## MATERIAL

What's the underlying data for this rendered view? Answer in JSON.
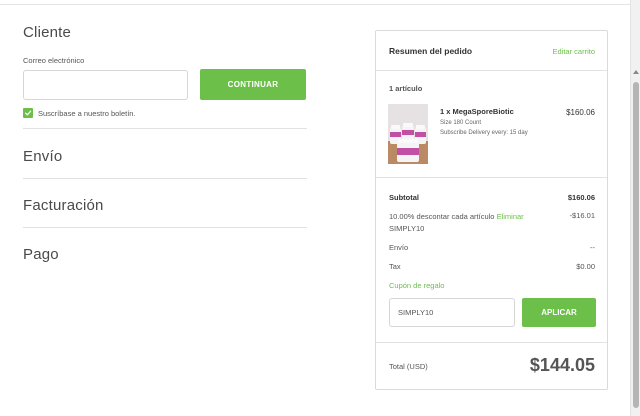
{
  "cliente": {
    "title": "Cliente",
    "email_label": "Correo electrónico",
    "email_value": "",
    "continue_label": "CONTINUAR",
    "subscribe_label": "Suscríbase a nuestro boletín.",
    "subscribe_checked": true
  },
  "sections": {
    "envio": "Envío",
    "facturacion": "Facturación",
    "pago": "Pago"
  },
  "summary": {
    "title": "Resumen del pedido",
    "edit_label": "Editar carrito",
    "items_count": "1 artículo",
    "product": {
      "name": "1 x MegaSporeBiotic",
      "size": "Size 180 Count",
      "subscription": "Subscribe Delivery every: 15 day",
      "price": "$160.06"
    },
    "subtotal_label": "Subtotal",
    "subtotal_value": "$160.06",
    "discount_text": "10.00% descontar cada artículo",
    "discount_remove": "Eliminar",
    "discount_code": "SIMPLY10",
    "discount_value": "-$16.01",
    "shipping_label": "Envío",
    "shipping_value": "--",
    "tax_label": "Tax",
    "tax_value": "$0.00",
    "gift_label": "Cupón de regalo",
    "coupon_value": "SIMPLY10",
    "apply_label": "APLICAR",
    "total_label": "Total (USD)",
    "total_value": "$144.05"
  },
  "colors": {
    "accent": "#6cc04a",
    "text": "#444444",
    "border": "#dadada"
  }
}
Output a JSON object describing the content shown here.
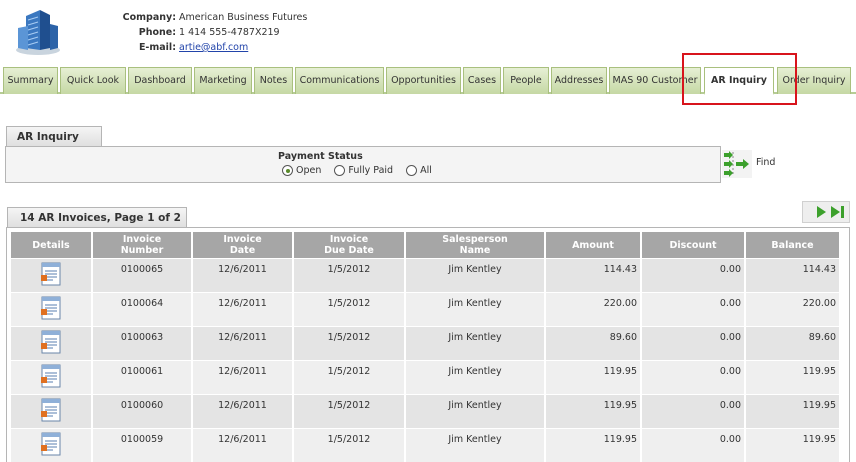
{
  "company": {
    "company_label": "Company:",
    "company_value": "American Business Futures",
    "phone_label": "Phone:",
    "phone_value": "1 414 555-4787X219",
    "email_label": "E-mail:",
    "email_value": "artie@abf.com"
  },
  "tabs": [
    {
      "label": "Summary"
    },
    {
      "label": "Quick Look"
    },
    {
      "label": "Dashboard"
    },
    {
      "label": "Marketing"
    },
    {
      "label": "Notes"
    },
    {
      "label": "Communications"
    },
    {
      "label": "Opportunities"
    },
    {
      "label": "Cases"
    },
    {
      "label": "People"
    },
    {
      "label": "Addresses"
    },
    {
      "label": "MAS 90 Customer"
    },
    {
      "label": "AR Inquiry"
    },
    {
      "label": "Order Inquiry"
    }
  ],
  "active_tab": "AR Inquiry",
  "inquiry": {
    "panel_title": "AR Inquiry",
    "payment_status_label": "Payment Status",
    "options": [
      {
        "label": "Open",
        "checked": true
      },
      {
        "label": "Fully Paid",
        "checked": false
      },
      {
        "label": "All",
        "checked": false
      }
    ],
    "find_label": "Find"
  },
  "results": {
    "title": "14 AR Invoices, Page 1 of 2",
    "columns": [
      {
        "line1": "Details",
        "line2": ""
      },
      {
        "line1": "Invoice",
        "line2": "Number"
      },
      {
        "line1": "Invoice",
        "line2": "Date"
      },
      {
        "line1": "Invoice",
        "line2": "Due Date"
      },
      {
        "line1": "Salesperson",
        "line2": "Name"
      },
      {
        "line1": "Amount",
        "line2": ""
      },
      {
        "line1": "Discount",
        "line2": ""
      },
      {
        "line1": "Balance",
        "line2": ""
      }
    ],
    "rows": [
      {
        "number": "0100065",
        "date": "12/6/2011",
        "due": "1/5/2012",
        "salesperson": "Jim Kentley",
        "amount": "114.43",
        "discount": "0.00",
        "balance": "114.43"
      },
      {
        "number": "0100064",
        "date": "12/6/2011",
        "due": "1/5/2012",
        "salesperson": "Jim Kentley",
        "amount": "220.00",
        "discount": "0.00",
        "balance": "220.00"
      },
      {
        "number": "0100063",
        "date": "12/6/2011",
        "due": "1/5/2012",
        "salesperson": "Jim Kentley",
        "amount": "89.60",
        "discount": "0.00",
        "balance": "89.60"
      },
      {
        "number": "0100061",
        "date": "12/6/2011",
        "due": "1/5/2012",
        "salesperson": "Jim Kentley",
        "amount": "119.95",
        "discount": "0.00",
        "balance": "119.95"
      },
      {
        "number": "0100060",
        "date": "12/6/2011",
        "due": "1/5/2012",
        "salesperson": "Jim Kentley",
        "amount": "119.95",
        "discount": "0.00",
        "balance": "119.95"
      },
      {
        "number": "0100059",
        "date": "12/6/2011",
        "due": "1/5/2012",
        "salesperson": "Jim Kentley",
        "amount": "119.95",
        "discount": "0.00",
        "balance": "119.95"
      }
    ]
  },
  "colors": {
    "tab_green": "#c5d8a4",
    "header_gray": "#a6a6a6",
    "highlight_red": "#d8141c"
  }
}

## TASK DETAILS
Retype each entry precisely. Skip images entirely.

## THE SOLUTION
What's the underlying data for this rendered view? Answer in JSON.
{
  "cliente": {
    "title": "Cliente",
    "email_label": "Correo electrónico",
    "email_value": "",
    "continue_label": "CONTINUAR",
    "subscribe_label": "Suscríbase a nuestro boletín.",
    "subscribe_checked": true
  },
  "sections": {
    "envio": "Envío",
    "facturacion": "Facturación",
    "pago": "Pago"
  },
  "summary": {
    "title": "Resumen del pedido",
    "edit_label": "Editar carrito",
    "items_count": "1 artículo",
    "product": {
      "name": "1 x MegaSporeBiotic",
      "size": "Size 180 Count",
      "subscription": "Subscribe Delivery every: 15 day",
      "price": "$160.06"
    },
    "subtotal_label": "Subtotal",
    "subtotal_value": "$160.06",
    "discount_text": "10.00% descontar cada artículo",
    "discount_remove": "Eliminar",
    "discount_code": "SIMPLY10",
    "discount_value": "-$16.01",
    "shipping_label": "Envío",
    "shipping_value": "--",
    "tax_label": "Tax",
    "tax_value": "$0.00",
    "gift_label": "Cupón de regalo",
    "coupon_value": "SIMPLY10",
    "apply_label": "APLICAR",
    "total_label": "Total (USD)",
    "total_value": "$144.05"
  },
  "colors": {
    "accent": "#6cc04a",
    "text": "#444444",
    "border": "#dadada"
  }
}
Output a JSON object describing the content shown here.
{
  "company": {
    "company_label": "Company:",
    "company_value": "American Business Futures",
    "phone_label": "Phone:",
    "phone_value": "1 414 555-4787X219",
    "email_label": "E-mail:",
    "email_value": "artie@abf.com"
  },
  "tabs": [
    {
      "label": "Summary"
    },
    {
      "label": "Quick Look"
    },
    {
      "label": "Dashboard"
    },
    {
      "label": "Marketing"
    },
    {
      "label": "Notes"
    },
    {
      "label": "Communications"
    },
    {
      "label": "Opportunities"
    },
    {
      "label": "Cases"
    },
    {
      "label": "People"
    },
    {
      "label": "Addresses"
    },
    {
      "label": "MAS 90 Customer"
    },
    {
      "label": "AR Inquiry"
    },
    {
      "label": "Order Inquiry"
    }
  ],
  "active_tab": "AR Inquiry",
  "inquiry": {
    "panel_title": "AR Inquiry",
    "payment_status_label": "Payment Status",
    "options": [
      {
        "label": "Open",
        "checked": true
      },
      {
        "label": "Fully Paid",
        "checked": false
      },
      {
        "label": "All",
        "checked": false
      }
    ],
    "find_label": "Find"
  },
  "results": {
    "title": "14 AR Invoices, Page 1 of 2",
    "columns": [
      {
        "line1": "Details",
        "line2": ""
      },
      {
        "line1": "Invoice",
        "line2": "Number"
      },
      {
        "line1": "Invoice",
        "line2": "Date"
      },
      {
        "line1": "Invoice",
        "line2": "Due Date"
      },
      {
        "line1": "Salesperson",
        "line2": "Name"
      },
      {
        "line1": "Amount",
        "line2": ""
      },
      {
        "line1": "Discount",
        "line2": ""
      },
      {
        "line1": "Balance",
        "line2": ""
      }
    ],
    "rows": [
      {
        "number": "0100065",
        "date": "12/6/2011",
        "due": "1/5/2012",
        "salesperson": "Jim Kentley",
        "amount": "114.43",
        "discount": "0.00",
        "balance": "114.43"
      },
      {
        "number": "0100064",
        "date": "12/6/2011",
        "due": "1/5/2012",
        "salesperson": "Jim Kentley",
        "amount": "220.00",
        "discount": "0.00",
        "balance": "220.00"
      },
      {
        "number": "0100063",
        "date": "12/6/2011",
        "due": "1/5/2012",
        "salesperson": "Jim Kentley",
        "amount": "89.60",
        "discount": "0.00",
        "balance": "89.60"
      },
      {
        "number": "0100061",
        "date": "12/6/2011",
        "due": "1/5/2012",
        "salesperson": "Jim Kentley",
        "amount": "119.95",
        "discount": "0.00",
        "balance": "119.95"
      },
      {
        "number": "0100060",
        "date": "12/6/2011",
        "due": "1/5/2012",
        "salesperson": "Jim Kentley",
        "amount": "119.95",
        "discount": "0.00",
        "balance": "119.95"
      },
      {
        "number": "0100059",
        "date": "12/6/2011",
        "due": "1/5/2012",
        "salesperson": "Jim Kentley",
        "amount": "119.95",
        "discount": "0.00",
        "balance": "119.95"
      }
    ]
  },
  "colors": {
    "tab_green": "#c5d8a4",
    "header_gray": "#a6a6a6",
    "highlight_red": "#d8141c"
  }
}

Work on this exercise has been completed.